- **WHAT IS ASKED**
Copy every line, leaving nothing out and adding nothing.

- **STORED DATA**
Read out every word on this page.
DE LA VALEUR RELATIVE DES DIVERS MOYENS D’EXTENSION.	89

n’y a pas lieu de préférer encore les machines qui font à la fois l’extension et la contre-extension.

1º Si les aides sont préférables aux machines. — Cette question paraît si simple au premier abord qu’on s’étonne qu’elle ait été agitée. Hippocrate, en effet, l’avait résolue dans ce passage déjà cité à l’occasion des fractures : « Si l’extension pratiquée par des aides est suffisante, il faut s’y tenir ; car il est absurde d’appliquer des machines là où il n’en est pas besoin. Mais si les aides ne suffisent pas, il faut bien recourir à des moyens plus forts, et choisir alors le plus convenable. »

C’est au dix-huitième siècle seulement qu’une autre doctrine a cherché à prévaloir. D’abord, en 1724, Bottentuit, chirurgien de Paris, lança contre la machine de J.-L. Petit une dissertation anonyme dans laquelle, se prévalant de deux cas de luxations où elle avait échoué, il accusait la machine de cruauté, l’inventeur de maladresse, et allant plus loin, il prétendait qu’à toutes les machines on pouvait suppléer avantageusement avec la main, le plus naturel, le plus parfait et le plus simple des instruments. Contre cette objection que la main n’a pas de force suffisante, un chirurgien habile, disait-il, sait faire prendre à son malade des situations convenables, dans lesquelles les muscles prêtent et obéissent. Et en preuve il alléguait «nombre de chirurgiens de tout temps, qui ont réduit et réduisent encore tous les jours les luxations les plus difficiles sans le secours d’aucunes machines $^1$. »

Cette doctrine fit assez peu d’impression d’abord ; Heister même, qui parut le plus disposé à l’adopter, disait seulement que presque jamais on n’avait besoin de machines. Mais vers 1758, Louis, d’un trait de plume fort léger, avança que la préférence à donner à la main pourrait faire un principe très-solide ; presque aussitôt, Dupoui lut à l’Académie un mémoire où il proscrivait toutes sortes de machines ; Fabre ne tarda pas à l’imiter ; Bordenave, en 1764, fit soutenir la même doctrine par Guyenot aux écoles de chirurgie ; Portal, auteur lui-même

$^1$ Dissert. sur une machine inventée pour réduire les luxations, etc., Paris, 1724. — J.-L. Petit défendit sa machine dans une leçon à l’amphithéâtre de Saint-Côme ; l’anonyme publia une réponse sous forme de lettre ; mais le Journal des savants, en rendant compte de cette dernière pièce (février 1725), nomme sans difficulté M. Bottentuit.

- **THE RESPONSE**
Read out every word on this page.
DE LA VALEUR RELATIVE DES DIVERS MOYENS D’EXTENSION.	89

n’y a pas lieu de préférer encore les machines qui font à la fois l’extension et la contre-extension.

1º Si les aides sont préférables aux machines. — Cette question paraît si simple au premier abord qu’on s’étonne qu’elle ait été agitée. Hippocrate, en effet, l’avait résolue dans ce passage déjà cité à l’occasion des fractures : « Si l’extension pratiquée par des aides est suffisante, il faut s’y tenir ; car il est absurde d’appliquer des machines là où il n’en est pas besoin. Mais si les aides ne suffisent pas, il faut bien recourir à des moyens plus forts, et choisir alors le plus convenable. »

C’est au dix-huitième siècle seulement qu’une autre doctrine a cherché à prévaloir. D’abord, en 1724, Bottentuit, chirurgien de Paris, lança contre la machine de J.-L. Petit une dissertation anonyme dans laquelle, se prévalant de deux cas de luxations où elle avait échoué, il accusait la machine de cruauté, l’inventeur de maladresse, et allant plus loin, il prétendait qu’à toutes les machines on pouvait suppléer avantageusement avec la main, le plus naturel, le plus parfait et le plus simple des instruments. Contre cette objection que la main n’a pas de force suffisante, un chirurgien habile, disait-il, sait faire prendre à son malade des situations convenables, dans lesquelles les muscles prêtent et obéissent. Et en preuve il alléguait «nombre de chirurgiens de tout temps, qui ont réduit et réduisent encore tous les jours les luxations les plus difficiles sans le secours d’aucunes machines $^1$. »

Cette doctrine fit assez peu d’impression d’abord ; Heister même, qui parut le plus disposé à l’adopter, disait seulement que presque jamais on n’avait besoin de machines. Mais vers 1758, Louis, d’un trait de plume fort léger, avança que la préférence à donner à la main pourrait faire un principe très-solide ; presque aussitôt, Dupoui lut à l’Académie un mémoire où il proscrivait toutes sortes de machines ; Fabre ne tarda pas à l’imiter ; Bordenave, en 1764, fit soutenir la même doctrine par Guyenot aux écoles de chirurgie ; Portal, auteur lui-même

$^1$ Dissert. sur une machine inventée pour réduire les luxations, etc., Paris, 1724. — J.-L. Petit défendit sa machine dans une leçon à l’amphithéâtre de Saint-Côme ; l’anonyme publia une réponse sous forme de lettre ; mais le Journal des savants, en rendant compte de cette dernière pièce (février 1725), nomme sans difficulté M. Bottentuit.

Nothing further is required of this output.